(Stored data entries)

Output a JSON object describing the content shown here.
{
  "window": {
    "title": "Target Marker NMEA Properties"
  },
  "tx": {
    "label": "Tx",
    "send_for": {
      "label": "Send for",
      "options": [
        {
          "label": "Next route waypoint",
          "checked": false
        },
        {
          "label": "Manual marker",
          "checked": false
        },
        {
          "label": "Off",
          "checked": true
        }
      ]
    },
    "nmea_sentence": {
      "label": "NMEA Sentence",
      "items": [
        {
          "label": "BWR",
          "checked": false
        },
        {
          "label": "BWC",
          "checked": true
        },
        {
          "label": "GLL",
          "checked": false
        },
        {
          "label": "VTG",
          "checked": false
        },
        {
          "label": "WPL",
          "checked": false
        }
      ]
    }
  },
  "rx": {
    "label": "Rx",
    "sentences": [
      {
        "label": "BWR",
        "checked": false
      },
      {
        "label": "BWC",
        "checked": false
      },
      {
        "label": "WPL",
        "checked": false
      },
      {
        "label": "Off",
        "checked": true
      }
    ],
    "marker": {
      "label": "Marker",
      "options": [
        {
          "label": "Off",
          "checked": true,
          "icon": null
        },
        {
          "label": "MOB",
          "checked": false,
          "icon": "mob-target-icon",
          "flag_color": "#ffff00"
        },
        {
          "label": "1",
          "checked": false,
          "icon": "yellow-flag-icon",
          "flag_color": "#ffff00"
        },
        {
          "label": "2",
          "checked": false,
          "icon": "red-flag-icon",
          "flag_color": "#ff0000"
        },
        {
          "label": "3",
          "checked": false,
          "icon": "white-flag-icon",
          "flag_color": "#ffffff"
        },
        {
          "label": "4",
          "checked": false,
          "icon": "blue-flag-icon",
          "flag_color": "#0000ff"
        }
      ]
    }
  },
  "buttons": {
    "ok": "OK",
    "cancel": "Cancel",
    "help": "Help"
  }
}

◆ TASK BRIEF ◆
Retype all the records, matching them exactly.

◆ TASK ANSWER ◆
Output a JSON object describing the content shown here.
{
  "window": {
    "title": "Target Marker NMEA Properties"
  },
  "tx": {
    "label": "Tx",
    "send_for": {
      "label": "Send for",
      "options": [
        {
          "label": "Next route waypoint",
          "checked": false
        },
        {
          "label": "Manual marker",
          "checked": false
        },
        {
          "label": "Off",
          "checked": true
        }
      ]
    },
    "nmea_sentence": {
      "label": "NMEA Sentence",
      "items": [
        {
          "label": "BWR",
          "checked": false
        },
        {
          "label": "BWC",
          "checked": true
        },
        {
          "label": "GLL",
          "checked": false
        },
        {
          "label": "VTG",
          "checked": false
        },
        {
          "label": "WPL",
          "checked": false
        }
      ]
    }
  },
  "rx": {
    "label": "Rx",
    "sentences": [
      {
        "label": "BWR",
        "checked": false
      },
      {
        "label": "BWC",
        "checked": false
      },
      {
        "label": "WPL",
        "checked": false
      },
      {
        "label": "Off",
        "checked": true
      }
    ],
    "marker": {
      "label": "Marker",
      "options": [
        {
          "label": "Off",
          "checked": true,
          "icon": null
        },
        {
          "label": "MOB",
          "checked": false,
          "icon": "mob-target-icon",
          "flag_color": "#ffff00"
        },
        {
          "label": "1",
          "checked": false,
          "icon": "yellow-flag-icon",
          "flag_color": "#ffff00"
        },
        {
          "label": "2",
          "checked": false,
          "icon": "red-flag-icon",
          "flag_color": "#ff0000"
        },
        {
          "label": "3",
          "checked": false,
          "icon": "white-flag-icon",
          "flag_color": "#ffffff"
        },
        {
          "label": "4",
          "checked": false,
          "icon": "blue-flag-icon",
          "flag_color": "#0000ff"
        }
      ]
    }
  },
  "buttons": {
    "ok": "OK",
    "cancel": "Cancel",
    "help": "Help"
  }
}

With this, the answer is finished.